What you have to do: Render the following material again verbatim, leaving nothing out.

Dataset entries:
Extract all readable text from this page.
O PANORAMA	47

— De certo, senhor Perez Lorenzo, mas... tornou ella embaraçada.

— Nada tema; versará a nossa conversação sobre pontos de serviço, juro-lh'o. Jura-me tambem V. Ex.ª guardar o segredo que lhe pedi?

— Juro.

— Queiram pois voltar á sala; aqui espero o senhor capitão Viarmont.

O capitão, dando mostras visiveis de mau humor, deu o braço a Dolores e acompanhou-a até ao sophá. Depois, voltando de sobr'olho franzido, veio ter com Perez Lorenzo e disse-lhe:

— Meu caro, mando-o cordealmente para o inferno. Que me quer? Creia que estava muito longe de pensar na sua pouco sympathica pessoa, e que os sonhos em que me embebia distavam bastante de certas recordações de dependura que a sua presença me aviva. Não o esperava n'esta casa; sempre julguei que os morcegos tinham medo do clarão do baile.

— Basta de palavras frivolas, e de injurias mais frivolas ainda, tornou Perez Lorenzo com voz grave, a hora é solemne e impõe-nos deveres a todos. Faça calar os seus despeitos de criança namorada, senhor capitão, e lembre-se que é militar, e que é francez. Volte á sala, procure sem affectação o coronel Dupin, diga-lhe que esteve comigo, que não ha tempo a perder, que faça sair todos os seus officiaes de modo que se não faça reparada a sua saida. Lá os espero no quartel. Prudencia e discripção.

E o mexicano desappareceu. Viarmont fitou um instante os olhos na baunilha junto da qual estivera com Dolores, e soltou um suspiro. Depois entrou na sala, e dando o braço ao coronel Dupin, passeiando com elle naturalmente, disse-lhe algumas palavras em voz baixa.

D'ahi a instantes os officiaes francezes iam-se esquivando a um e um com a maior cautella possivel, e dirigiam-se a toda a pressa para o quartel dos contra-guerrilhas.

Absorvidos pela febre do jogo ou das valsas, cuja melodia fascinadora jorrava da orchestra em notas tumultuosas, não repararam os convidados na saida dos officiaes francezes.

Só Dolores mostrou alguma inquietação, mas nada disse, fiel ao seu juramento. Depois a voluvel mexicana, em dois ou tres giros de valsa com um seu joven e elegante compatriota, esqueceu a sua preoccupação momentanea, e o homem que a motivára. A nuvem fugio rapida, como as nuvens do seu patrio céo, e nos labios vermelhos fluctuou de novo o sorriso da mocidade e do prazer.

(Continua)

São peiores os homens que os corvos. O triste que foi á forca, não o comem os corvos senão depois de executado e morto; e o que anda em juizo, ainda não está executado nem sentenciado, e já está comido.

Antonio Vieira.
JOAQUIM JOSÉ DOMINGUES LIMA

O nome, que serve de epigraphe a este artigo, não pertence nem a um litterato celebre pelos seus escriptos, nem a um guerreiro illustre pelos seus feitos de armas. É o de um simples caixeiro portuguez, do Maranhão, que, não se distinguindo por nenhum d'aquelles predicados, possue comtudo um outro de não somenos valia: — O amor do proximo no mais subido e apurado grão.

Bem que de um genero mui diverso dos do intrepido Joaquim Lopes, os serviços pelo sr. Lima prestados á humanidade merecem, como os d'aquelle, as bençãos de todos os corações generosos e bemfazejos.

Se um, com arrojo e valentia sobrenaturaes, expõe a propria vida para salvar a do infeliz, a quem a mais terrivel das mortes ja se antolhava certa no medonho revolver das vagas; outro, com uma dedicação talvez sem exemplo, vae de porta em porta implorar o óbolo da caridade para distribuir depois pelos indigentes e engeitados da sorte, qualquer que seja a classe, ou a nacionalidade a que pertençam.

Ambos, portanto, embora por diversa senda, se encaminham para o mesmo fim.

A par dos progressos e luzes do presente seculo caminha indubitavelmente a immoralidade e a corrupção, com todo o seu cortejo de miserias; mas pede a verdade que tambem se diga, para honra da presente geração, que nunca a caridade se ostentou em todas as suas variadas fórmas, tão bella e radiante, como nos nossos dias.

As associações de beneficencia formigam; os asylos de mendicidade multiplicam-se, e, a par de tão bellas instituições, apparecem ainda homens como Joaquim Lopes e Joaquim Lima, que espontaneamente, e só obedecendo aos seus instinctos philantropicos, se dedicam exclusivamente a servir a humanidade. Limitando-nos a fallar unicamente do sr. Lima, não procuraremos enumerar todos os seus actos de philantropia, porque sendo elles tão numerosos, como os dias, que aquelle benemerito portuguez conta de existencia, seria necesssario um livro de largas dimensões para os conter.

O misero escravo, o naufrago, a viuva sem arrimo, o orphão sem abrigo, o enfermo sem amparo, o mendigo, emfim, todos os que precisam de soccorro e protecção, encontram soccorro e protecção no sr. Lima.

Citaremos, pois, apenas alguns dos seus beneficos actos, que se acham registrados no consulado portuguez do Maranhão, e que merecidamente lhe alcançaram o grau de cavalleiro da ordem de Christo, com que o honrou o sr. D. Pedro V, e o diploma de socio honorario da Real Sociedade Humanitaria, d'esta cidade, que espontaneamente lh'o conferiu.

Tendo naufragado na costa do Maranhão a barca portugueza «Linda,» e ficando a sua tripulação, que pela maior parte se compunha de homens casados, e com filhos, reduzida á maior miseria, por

Finished task:
Extract all readable text from this page.
O PANORAMA	47

— De certo, senhor Perez Lorenzo, mas... tornou ella embaraçada.

— Nada tema; versará a nossa conversação sobre pontos de serviço, juro-lh'o. Jura-me tambem V. Ex.ª guardar o segredo que lhe pedi?

— Juro.

— Queiram pois voltar á sala; aqui espero o senhor capitão Viarmont.

O capitão, dando mostras visiveis de mau humor, deu o braço a Dolores e acompanhou-a até ao sophá. Depois, voltando de sobr'olho franzido, veio ter com Perez Lorenzo e disse-lhe:

— Meu caro, mando-o cordealmente para o inferno. Que me quer? Creia que estava muito longe de pensar na sua pouco sympathica pessoa, e que os sonhos em que me embebia distavam bastante de certas recordações de dependura que a sua presença me aviva. Não o esperava n'esta casa; sempre julguei que os morcegos tinham medo do clarão do baile.

— Basta de palavras frivolas, e de injurias mais frivolas ainda, tornou Perez Lorenzo com voz grave, a hora é solemne e impõe-nos deveres a todos. Faça calar os seus despeitos de criança namorada, senhor capitão, e lembre-se que é militar, e que é francez. Volte á sala, procure sem affectação o coronel Dupin, diga-lhe que esteve comigo, que não ha tempo a perder, que faça sair todos os seus officiaes de modo que se não faça reparada a sua saida. Lá os espero no quartel. Prudencia e discripção.

E o mexicano desappareceu. Viarmont fitou um instante os olhos na baunilha junto da qual estivera com Dolores, e soltou um suspiro. Depois entrou na sala, e dando o braço ao coronel Dupin, passeiando com elle naturalmente, disse-lhe algumas palavras em voz baixa.

D'ahi a instantes os officiaes francezes iam-se esquivando a um e um com a maior cautella possivel, e dirigiam-se a toda a pressa para o quartel dos contra-guerrilhas.

Absorvidos pela febre do jogo ou das valsas, cuja melodia fascinadora jorrava da orchestra em notas tumultuosas, não repararam os convidados na saida dos officiaes francezes.

Só Dolores mostrou alguma inquietação, mas nada disse, fiel ao seu juramento. Depois a voluvel mexicana, em dois ou tres giros de valsa com um seu joven e elegante compatriota, esqueceu a sua preoccupação momentanea, e o homem que a motivára. A nuvem fugio rapida, como as nuvens do seu patrio céo, e nos labios vermelhos fluctuou de novo o sorriso da mocidade e do prazer.

(Continua)

São peiores os homens que os corvos. O triste que foi á forca, não o comem os corvos senão depois de executado e morto; e o que anda em juizo, ainda não está executado nem sentenciado, e já está comido.

Antonio Vieira.
JOAQUIM JOSÉ DOMINGUES LIMA

O nome, que serve de epigraphe a este artigo, não pertence nem a um litterato celebre pelos seus escriptos, nem a um guerreiro illustre pelos seus feitos de armas. É o de um simples caixeiro portuguez, do Maranhão, que, não se distinguindo por nenhum d'aquelles predicados, possue comtudo um outro de não somenos valia: — O amor do proximo no mais subido e apurado grão.

Bem que de um genero mui diverso dos do intrepido Joaquim Lopes, os serviços pelo sr. Lima prestados á humanidade merecem, como os d'aquelle, as bençãos de todos os corações generosos e bemfazejos.

Se um, com arrojo e valentia sobrenaturaes, expõe a propria vida para salvar a do infeliz, a quem a mais terrivel das mortes ja se antolhava certa no medonho revolver das vagas; outro, com uma dedicação talvez sem exemplo, vae de porta em porta implorar o óbolo da caridade para distribuir depois pelos indigentes e engeitados da sorte, qualquer que seja a classe, ou a nacionalidade a que pertençam.

Ambos, portanto, embora por diversa senda, se encaminham para o mesmo fim.

A par dos progressos e luzes do presente seculo caminha indubitavelmente a immoralidade e a corrupção, com todo o seu cortejo de miserias; mas pede a verdade que tambem se diga, para honra da presente geração, que nunca a caridade se ostentou em todas as suas variadas fórmas, tão bella e radiante, como nos nossos dias.

As associações de beneficencia formigam; os asylos de mendicidade multiplicam-se, e, a par de tão bellas instituições, apparecem ainda homens como Joaquim Lopes e Joaquim Lima, que espontaneamente, e só obedecendo aos seus instinctos philantropicos, se dedicam exclusivamente a servir a humanidade. Limitando-nos a fallar unicamente do sr. Lima, não procuraremos enumerar todos os seus actos de philantropia, porque sendo elles tão numerosos, como os dias, que aquelle benemerito portuguez conta de existencia, seria necesssario um livro de largas dimensões para os conter.

O misero escravo, o naufrago, a viuva sem arrimo, o orphão sem abrigo, o enfermo sem amparo, o mendigo, emfim, todos os que precisam de soccorro e protecção, encontram soccorro e protecção no sr. Lima.

Citaremos, pois, apenas alguns dos seus beneficos actos, que se acham registrados no consulado portuguez do Maranhão, e que merecidamente lhe alcançaram o grau de cavalleiro da ordem de Christo, com que o honrou o sr. D. Pedro V, e o diploma de socio honorario da Real Sociedade Humanitaria, d'esta cidade, que espontaneamente lh'o conferiu.

Tendo naufragado na costa do Maranhão a barca portugueza «Linda,» e ficando a sua tripulação, que pela maior parte se compunha de homens casados, e com filhos, reduzida á maior miseria, por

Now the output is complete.